SELECTED TEXT:
# Most cost-effective way of making your Brompton faster?



## Melvil (14 Oct 2016)

Hi all,

I have now had my B (S6L since you ask) for nearly five months, commuting 3 miles each way into work most every day and I absolutely love my little machine (after I got nicer grips - Ergon GP2s suggested by some people here).

Now I am not the slowest person but I was wondering what mods to the machine there are that give most speed for the buck? (And before you say I know, the rider is probably the cheapest part to upgrade!) 

So - any ideas for mods that will increase the pace for not much cash?


----------



## smutchin (14 Oct 2016)

What do you consider not much cash? 

You could swap the tyres for Kojaks, assuming you don't have Kojaks already.

One thing I've heard of but not tried myself is swapping the S stem for a shorter M stem (but keeping the S bars), which would put you in a lower down (and therefore more aerodynamic) riding position.

Tbh, I don't think either of these upgrades would make a significant difference over a three mile journey.


----------



## Melvil (14 Oct 2016)

smutchin said:


> What do you consider not much cash?
> 
> You could swap the tyres for Kojaks, assuming you don't have Kojaks already.
> 
> ...



You're probably right - I might be on a hiding to nothing. I have the Kojaks btw.


----------



## screenman (14 Oct 2016)

Keep tyres inflated and moving parts lubricated.


----------



## HLaB (14 Oct 2016)

Take it on the train


----------



## raleighnut (14 Oct 2016)

700c wheels ?


----------



## simongt (14 Oct 2016)

As a Brompton owner myself and playing devils's advocate, if you want speed - why are you riding a Brommy - ?


----------



## Melvil (14 Oct 2016)

simongt said:


> As a Brompton owner myself and playing devils's advocate, if you want speed - why are you riding a Brommy - ?



True!


----------



## cheys03 (14 Oct 2016)

Most anything besides tyres will take too much away from the comfort and convenience of a standard bike IMO. Some further ideas:
SPD pedals and shoes. 
Ensure the seat height is efficient, if your height means you are at the limit of the standard or extended post, consider telescopic etc.
Front bag with less drag - e.g. Mini O
Firm suspension block if you have the standard/soft (tiny gains!).

As above though, 3 miles - say 15 mins at 12mph? Even if you increased average speed to 15mph you're only saving 3min.


----------



## GrumpyGregry (14 Oct 2016)

lose some weight and do some squats down the gym.


----------



## smutchin (14 Oct 2016)

cheys03 said:


> As above though, 3 miles - say 15 mins at 12mph? Even if you increased average speed to 15mph you're only saving 3min.



Three minutes is a big difference over a 3 mile ride. It might be the difference between me catching my train or not, for example. 

But I doubt you could actually make that much of a gain through changes to the bike alone.

THE TASKS:
A – Retype the part of the Brompton thread from "Now I am not" up to and including "for not much cash?".
B – List every username that posts in the Brompton thread, naming each one once.

INFORMATION PROVIDED:
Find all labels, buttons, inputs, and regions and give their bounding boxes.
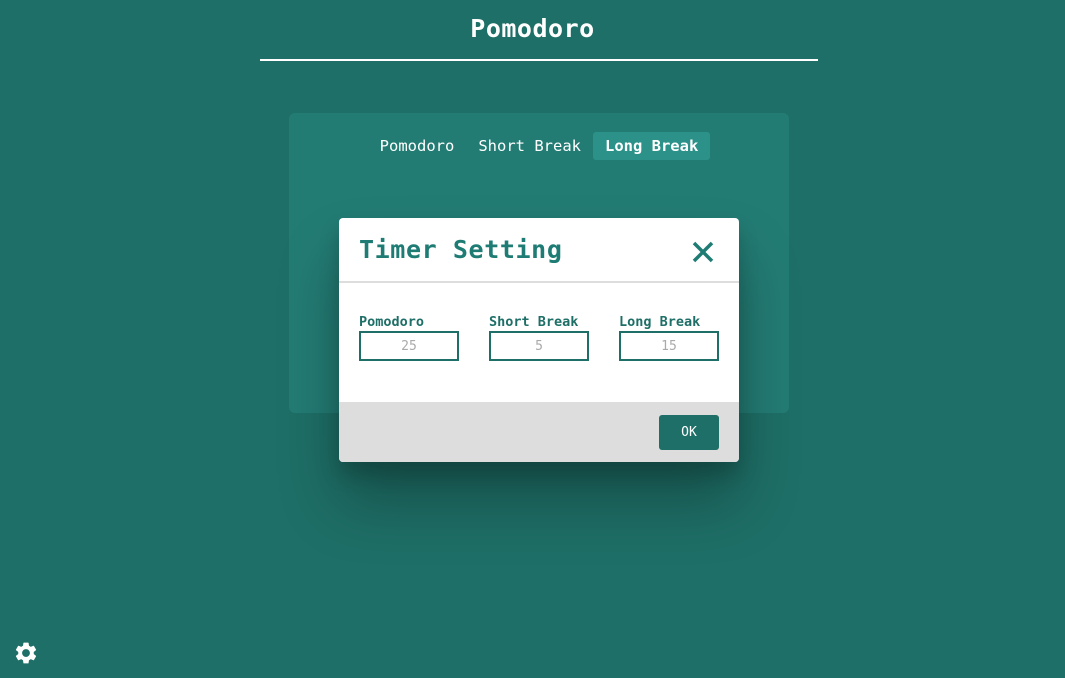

RESPONSES FOR EACH TASK:
A –
Now I am not the slowest person but I was wondering what mods to the machine there are that give most speed for the buck? (And before you say I know, the rider is probably the cheapest part to upgrade!) 

So - any ideas for mods that will increase the pace for not much cash?

B – Melvil, smutchin, screenman, HLaB, raleighnut, simongt, cheys03, GrumpyGregry